Stored data ▸
- - -

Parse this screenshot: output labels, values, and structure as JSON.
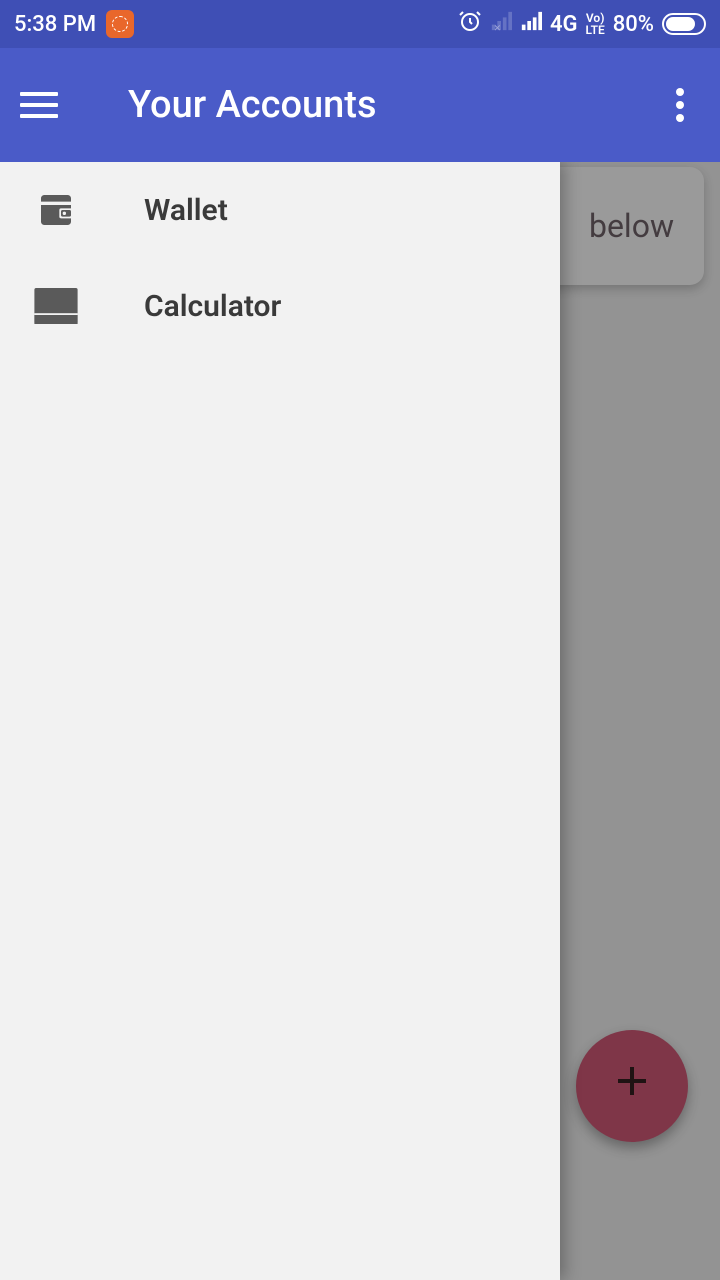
{
  "status_bar": {
    "time": "5:38 PM",
    "network_type": "4G",
    "volte_top": "Vo)",
    "volte_bottom": "LTE",
    "battery_percent": "80%"
  },
  "app_bar": {
    "title": "Your Accounts"
  },
  "hint_card": {
    "text_fragment": "below"
  },
  "drawer": {
    "items": [
      {
        "label": "Wallet"
      },
      {
        "label": "Calculator"
      }
    ]
  }
}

- - -

INSTRUCTION ▸ Without the pictures, write out the whole listing above exactly as it appears.

RESULT OF THIS TASK ▸
Parse this screenshot: output labels, values, and structure as JSON.
{
  "status_bar": {
    "time": "5:38 PM",
    "network_type": "4G",
    "volte_top": "Vo)",
    "volte_bottom": "LTE",
    "battery_percent": "80%"
  },
  "app_bar": {
    "title": "Your Accounts"
  },
  "hint_card": {
    "text_fragment": "below"
  },
  "drawer": {
    "items": [
      {
        "label": "Wallet"
      },
      {
        "label": "Calculator"
      }
    ]
  }
}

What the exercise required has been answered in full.